• _THE DATA_:
((
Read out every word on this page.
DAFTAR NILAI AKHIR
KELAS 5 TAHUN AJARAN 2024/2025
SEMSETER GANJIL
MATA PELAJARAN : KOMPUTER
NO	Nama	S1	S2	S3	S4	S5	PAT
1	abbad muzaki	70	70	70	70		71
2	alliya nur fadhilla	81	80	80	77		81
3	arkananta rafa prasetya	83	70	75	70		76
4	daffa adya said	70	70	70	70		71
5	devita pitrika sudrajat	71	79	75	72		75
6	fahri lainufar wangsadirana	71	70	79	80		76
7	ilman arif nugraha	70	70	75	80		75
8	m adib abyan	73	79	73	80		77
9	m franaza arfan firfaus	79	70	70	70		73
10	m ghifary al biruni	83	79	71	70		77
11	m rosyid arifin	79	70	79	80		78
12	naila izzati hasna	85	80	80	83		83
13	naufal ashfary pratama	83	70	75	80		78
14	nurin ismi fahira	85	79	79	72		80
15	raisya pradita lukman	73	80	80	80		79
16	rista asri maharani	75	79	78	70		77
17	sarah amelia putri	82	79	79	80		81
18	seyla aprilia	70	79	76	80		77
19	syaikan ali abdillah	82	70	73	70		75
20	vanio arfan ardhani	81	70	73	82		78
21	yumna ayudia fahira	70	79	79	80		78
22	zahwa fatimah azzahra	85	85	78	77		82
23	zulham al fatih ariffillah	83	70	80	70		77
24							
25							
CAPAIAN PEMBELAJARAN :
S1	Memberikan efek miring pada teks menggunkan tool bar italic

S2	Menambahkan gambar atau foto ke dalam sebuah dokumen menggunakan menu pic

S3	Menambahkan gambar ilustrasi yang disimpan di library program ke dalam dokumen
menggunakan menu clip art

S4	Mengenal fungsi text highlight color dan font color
))
• _WORK TO BE COMPLETED_: Extract the entries above verbatim.

• _OUTPUT FOR THIS TASK_:
Read out every word on this page.
DAFTAR NILAI AKHIR
KELAS 5 TAHUN AJARAN 2024/2025
SEMSETER GANJIL
MATA PELAJARAN : KOMPUTER
NO	Nama	S1	S2	S3	S4	S5	PAT
1	abbad muzaki	70	70	70	70		71
2	alliya nur fadhilla	81	80	80	77		81
3	arkananta rafa prasetya	83	70	75	70		76
4	daffa adya said	70	70	70	70		71
5	devita pitrika sudrajat	71	79	75	72		75
6	fahri lainufar wangsadirana	71	70	79	80		76
7	ilman arif nugraha	70	70	75	80		75
8	m adib abyan	73	79	73	80		77
9	m franaza arfan firfaus	79	70	70	70		73
10	m ghifary al biruni	83	79	71	70		77
11	m rosyid arifin	79	70	79	80		78
12	naila izzati hasna	85	80	80	83		83
13	naufal ashfary pratama	83	70	75	80		78
14	nurin ismi fahira	85	79	79	72		80
15	raisya pradita lukman	73	80	80	80		79
16	rista asri maharani	75	79	78	70		77
17	sarah amelia putri	82	79	79	80		81
18	seyla aprilia	70	79	76	80		77
19	syaikan ali abdillah	82	70	73	70		75
20	vanio arfan ardhani	81	70	73	82		78
21	yumna ayudia fahira	70	79	79	80		78
22	zahwa fatimah azzahra	85	85	78	77		82
23	zulham al fatih ariffillah	83	70	80	70		77
24							
25							
CAPAIAN PEMBELAJARAN :
S1	Memberikan efek miring pada teks menggunkan tool bar italic

S2	Menambahkan gambar atau foto ke dalam sebuah dokumen menggunakan menu pic

S3	Menambahkan gambar ilustrasi yang disimpan di library program ke dalam dokumen
menggunakan menu clip art

S4	Mengenal fungsi text highlight color dan font color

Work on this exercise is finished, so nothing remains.